What is required
Retype every entry in its entirety, without alteration.

═══

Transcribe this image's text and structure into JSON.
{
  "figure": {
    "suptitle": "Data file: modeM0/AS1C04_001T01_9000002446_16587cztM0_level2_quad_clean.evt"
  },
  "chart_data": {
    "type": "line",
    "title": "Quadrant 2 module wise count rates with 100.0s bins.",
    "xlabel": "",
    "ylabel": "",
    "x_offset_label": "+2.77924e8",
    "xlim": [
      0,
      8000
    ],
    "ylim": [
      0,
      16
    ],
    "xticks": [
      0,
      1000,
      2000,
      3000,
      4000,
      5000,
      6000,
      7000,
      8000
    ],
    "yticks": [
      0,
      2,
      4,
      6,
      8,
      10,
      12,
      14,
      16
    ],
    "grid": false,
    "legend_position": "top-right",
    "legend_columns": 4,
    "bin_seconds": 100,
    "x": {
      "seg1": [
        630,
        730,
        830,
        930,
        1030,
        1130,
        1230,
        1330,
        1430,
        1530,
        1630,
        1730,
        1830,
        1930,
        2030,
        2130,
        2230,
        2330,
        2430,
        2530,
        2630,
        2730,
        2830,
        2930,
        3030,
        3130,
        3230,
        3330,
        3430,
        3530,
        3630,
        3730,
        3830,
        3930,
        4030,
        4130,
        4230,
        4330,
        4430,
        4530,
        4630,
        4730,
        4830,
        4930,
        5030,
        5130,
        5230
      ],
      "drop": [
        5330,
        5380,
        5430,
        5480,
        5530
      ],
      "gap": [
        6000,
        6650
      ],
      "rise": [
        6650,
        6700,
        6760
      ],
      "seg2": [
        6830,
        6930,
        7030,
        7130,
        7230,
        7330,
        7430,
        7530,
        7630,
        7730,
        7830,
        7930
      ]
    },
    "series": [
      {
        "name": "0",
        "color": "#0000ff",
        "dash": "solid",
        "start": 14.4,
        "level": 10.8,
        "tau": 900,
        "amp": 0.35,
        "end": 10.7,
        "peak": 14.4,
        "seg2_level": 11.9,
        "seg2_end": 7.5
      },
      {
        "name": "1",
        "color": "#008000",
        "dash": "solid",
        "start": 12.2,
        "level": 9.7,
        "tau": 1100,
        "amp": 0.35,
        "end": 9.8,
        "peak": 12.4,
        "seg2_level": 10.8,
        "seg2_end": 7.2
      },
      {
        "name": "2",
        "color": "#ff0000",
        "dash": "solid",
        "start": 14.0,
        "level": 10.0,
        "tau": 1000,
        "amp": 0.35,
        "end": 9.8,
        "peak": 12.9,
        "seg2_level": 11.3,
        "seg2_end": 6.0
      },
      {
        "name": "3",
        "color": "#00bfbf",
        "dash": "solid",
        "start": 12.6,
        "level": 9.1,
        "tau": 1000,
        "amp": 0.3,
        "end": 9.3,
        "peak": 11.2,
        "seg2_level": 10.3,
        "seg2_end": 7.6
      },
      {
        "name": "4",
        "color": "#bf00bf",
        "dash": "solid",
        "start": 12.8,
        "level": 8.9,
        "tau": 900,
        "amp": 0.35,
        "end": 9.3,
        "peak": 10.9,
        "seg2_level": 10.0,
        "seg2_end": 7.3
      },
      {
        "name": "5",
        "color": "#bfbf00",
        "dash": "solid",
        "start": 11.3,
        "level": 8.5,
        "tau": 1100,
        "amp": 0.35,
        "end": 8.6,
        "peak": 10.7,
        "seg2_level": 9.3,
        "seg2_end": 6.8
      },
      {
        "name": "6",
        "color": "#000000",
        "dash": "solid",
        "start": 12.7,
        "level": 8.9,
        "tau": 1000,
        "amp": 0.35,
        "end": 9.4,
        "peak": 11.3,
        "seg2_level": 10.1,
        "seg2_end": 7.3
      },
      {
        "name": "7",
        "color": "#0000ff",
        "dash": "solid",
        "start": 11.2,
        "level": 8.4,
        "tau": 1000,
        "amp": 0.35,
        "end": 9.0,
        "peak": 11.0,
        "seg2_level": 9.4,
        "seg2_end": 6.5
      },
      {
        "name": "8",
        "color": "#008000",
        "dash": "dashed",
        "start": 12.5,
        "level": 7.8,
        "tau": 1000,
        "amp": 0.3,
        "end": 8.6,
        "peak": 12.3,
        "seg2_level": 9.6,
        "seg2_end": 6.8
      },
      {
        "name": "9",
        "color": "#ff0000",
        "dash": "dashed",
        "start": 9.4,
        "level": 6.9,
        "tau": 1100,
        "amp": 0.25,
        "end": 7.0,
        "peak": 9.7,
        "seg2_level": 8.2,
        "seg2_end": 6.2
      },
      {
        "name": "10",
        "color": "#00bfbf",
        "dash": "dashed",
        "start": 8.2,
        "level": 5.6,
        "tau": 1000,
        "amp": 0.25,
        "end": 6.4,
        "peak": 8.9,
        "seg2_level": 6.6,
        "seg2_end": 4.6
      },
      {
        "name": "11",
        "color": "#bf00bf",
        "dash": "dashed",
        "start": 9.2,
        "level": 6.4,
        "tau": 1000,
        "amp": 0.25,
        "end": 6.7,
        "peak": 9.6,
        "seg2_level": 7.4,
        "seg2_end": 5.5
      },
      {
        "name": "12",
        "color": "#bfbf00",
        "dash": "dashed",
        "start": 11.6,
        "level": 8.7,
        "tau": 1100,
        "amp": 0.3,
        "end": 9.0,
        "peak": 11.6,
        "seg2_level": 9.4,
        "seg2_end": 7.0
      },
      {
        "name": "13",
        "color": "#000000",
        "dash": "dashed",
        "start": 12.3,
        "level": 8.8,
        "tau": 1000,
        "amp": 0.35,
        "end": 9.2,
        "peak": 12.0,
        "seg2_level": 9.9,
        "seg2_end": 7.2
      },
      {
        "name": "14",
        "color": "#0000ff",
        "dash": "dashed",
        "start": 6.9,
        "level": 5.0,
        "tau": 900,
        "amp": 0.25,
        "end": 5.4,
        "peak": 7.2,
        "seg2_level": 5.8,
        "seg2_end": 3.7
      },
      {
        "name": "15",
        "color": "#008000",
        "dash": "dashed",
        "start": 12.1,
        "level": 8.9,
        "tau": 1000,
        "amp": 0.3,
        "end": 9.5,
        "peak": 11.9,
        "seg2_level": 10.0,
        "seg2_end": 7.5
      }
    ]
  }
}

═══

Task answer
Transcribe this image's text and structure into JSON.
{
  "figure": {
    "suptitle": "Data file: modeM0/AS1C04_001T01_9000002446_16587cztM0_level2_quad_clean.evt"
  },
  "chart_data": {
    "type": "line",
    "title": "Quadrant 2 module wise count rates with 100.0s bins.",
    "xlabel": "",
    "ylabel": "",
    "x_offset_label": "+2.77924e8",
    "xlim": [
      0,
      8000
    ],
    "ylim": [
      0,
      16
    ],
    "xticks": [
      0,
      1000,
      2000,
      3000,
      4000,
      5000,
      6000,
      7000,
      8000
    ],
    "yticks": [
      0,
      2,
      4,
      6,
      8,
      10,
      12,
      14,
      16
    ],
    "grid": false,
    "legend_position": "top-right",
    "legend_columns": 4,
    "bin_seconds": 100,
    "x": {
      "seg1": [
        630,
        730,
        830,
        930,
        1030,
        1130,
        1230,
        1330,
        1430,
        1530,
        1630,
        1730,
        1830,
        1930,
        2030,
        2130,
        2230,
        2330,
        2430,
        2530,
        2630,
        2730,
        2830,
        2930,
        3030,
        3130,
        3230,
        3330,
        3430,
        3530,
        3630,
        3730,
        3830,
        3930,
        4030,
        4130,
        4230,
        4330,
        4430,
        4530,
        4630,
        4730,
        4830,
        4930,
        5030,
        5130,
        5230
      ],
      "drop": [
        5330,
        5380,
        5430,
        5480,
        5530
      ],
      "gap": [
        6000,
        6650
      ],
      "rise": [
        6650,
        6700,
        6760
      ],
      "seg2": [
        6830,
        6930,
        7030,
        7130,
        7230,
        7330,
        7430,
        7530,
        7630,
        7730,
        7830,
        7930
      ]
    },
    "series": [
      {
        "name": "0",
        "color": "#0000ff",
        "dash": "solid",
        "start": 14.4,
        "level": 10.8,
        "tau": 900,
        "amp": 0.35,
        "end": 10.7,
        "peak": 14.4,
        "seg2_level": 11.9,
        "seg2_end": 7.5
      },
      {
        "name": "1",
        "color": "#008000",
        "dash": "solid",
        "start": 12.2,
        "level": 9.7,
        "tau": 1100,
        "amp": 0.35,
        "end": 9.8,
        "peak": 12.4,
        "seg2_level": 10.8,
        "seg2_end": 7.2
      },
      {
        "name": "2",
        "color": "#ff0000",
        "dash": "solid",
        "start": 14.0,
        "level": 10.0,
        "tau": 1000,
        "amp": 0.35,
        "end": 9.8,
        "peak": 12.9,
        "seg2_level": 11.3,
        "seg2_end": 6.0
      },
      {
        "name": "3",
        "color": "#00bfbf",
        "dash": "solid",
        "start": 12.6,
        "level": 9.1,
        "tau": 1000,
        "amp": 0.3,
        "end": 9.3,
        "peak": 11.2,
        "seg2_level": 10.3,
        "seg2_end": 7.6
      },
      {
        "name": "4",
        "color": "#bf00bf",
        "dash": "solid",
        "start": 12.8,
        "level": 8.9,
        "tau": 900,
        "amp": 0.35,
        "end": 9.3,
        "peak": 10.9,
        "seg2_level": 10.0,
        "seg2_end": 7.3
      },
      {
        "name": "5",
        "color": "#bfbf00",
        "dash": "solid",
        "start": 11.3,
        "level": 8.5,
        "tau": 1100,
        "amp": 0.35,
        "end": 8.6,
        "peak": 10.7,
        "seg2_level": 9.3,
        "seg2_end": 6.8
      },
      {
        "name": "6",
        "color": "#000000",
        "dash": "solid",
        "start": 12.7,
        "level": 8.9,
        "tau": 1000,
        "amp": 0.35,
        "end": 9.4,
        "peak": 11.3,
        "seg2_level": 10.1,
        "seg2_end": 7.3
      },
      {
        "name": "7",
        "color": "#0000ff",
        "dash": "solid",
        "start": 11.2,
        "level": 8.4,
        "tau": 1000,
        "amp": 0.35,
        "end": 9.0,
        "peak": 11.0,
        "seg2_level": 9.4,
        "seg2_end": 6.5
      },
      {
        "name": "8",
        "color": "#008000",
        "dash": "dashed",
        "start": 12.5,
        "level": 7.8,
        "tau": 1000,
        "amp": 0.3,
        "end": 8.6,
        "peak": 12.3,
        "seg2_level": 9.6,
        "seg2_end": 6.8
      },
      {
        "name": "9",
        "color": "#ff0000",
        "dash": "dashed",
        "start": 9.4,
        "level": 6.9,
        "tau": 1100,
        "amp": 0.25,
        "end": 7.0,
        "peak": 9.7,
        "seg2_level": 8.2,
        "seg2_end": 6.2
      },
      {
        "name": "10",
        "color": "#00bfbf",
        "dash": "dashed",
        "start": 8.2,
        "level": 5.6,
        "tau": 1000,
        "amp": 0.25,
        "end": 6.4,
        "peak": 8.9,
        "seg2_level": 6.6,
        "seg2_end": 4.6
      },
      {
        "name": "11",
        "color": "#bf00bf",
        "dash": "dashed",
        "start": 9.2,
        "level": 6.4,
        "tau": 1000,
        "amp": 0.25,
        "end": 6.7,
        "peak": 9.6,
        "seg2_level": 7.4,
        "seg2_end": 5.5
      },
      {
        "name": "12",
        "color": "#bfbf00",
        "dash": "dashed",
        "start": 11.6,
        "level": 8.7,
        "tau": 1100,
        "amp": 0.3,
        "end": 9.0,
        "peak": 11.6,
        "seg2_level": 9.4,
        "seg2_end": 7.0
      },
      {
        "name": "13",
        "color": "#000000",
        "dash": "dashed",
        "start": 12.3,
        "level": 8.8,
        "tau": 1000,
        "amp": 0.35,
        "end": 9.2,
        "peak": 12.0,
        "seg2_level": 9.9,
        "seg2_end": 7.2
      },
      {
        "name": "14",
        "color": "#0000ff",
        "dash": "dashed",
        "start": 6.9,
        "level": 5.0,
        "tau": 900,
        "amp": 0.25,
        "end": 5.4,
        "peak": 7.2,
        "seg2_level": 5.8,
        "seg2_end": 3.7
      },
      {
        "name": "15",
        "color": "#008000",
        "dash": "dashed",
        "start": 12.1,
        "level": 8.9,
        "tau": 1000,
        "amp": 0.3,
        "end": 9.5,
        "peak": 11.9,
        "seg2_level": 10.0,
        "seg2_end": 7.5
      }
    ]
  }
}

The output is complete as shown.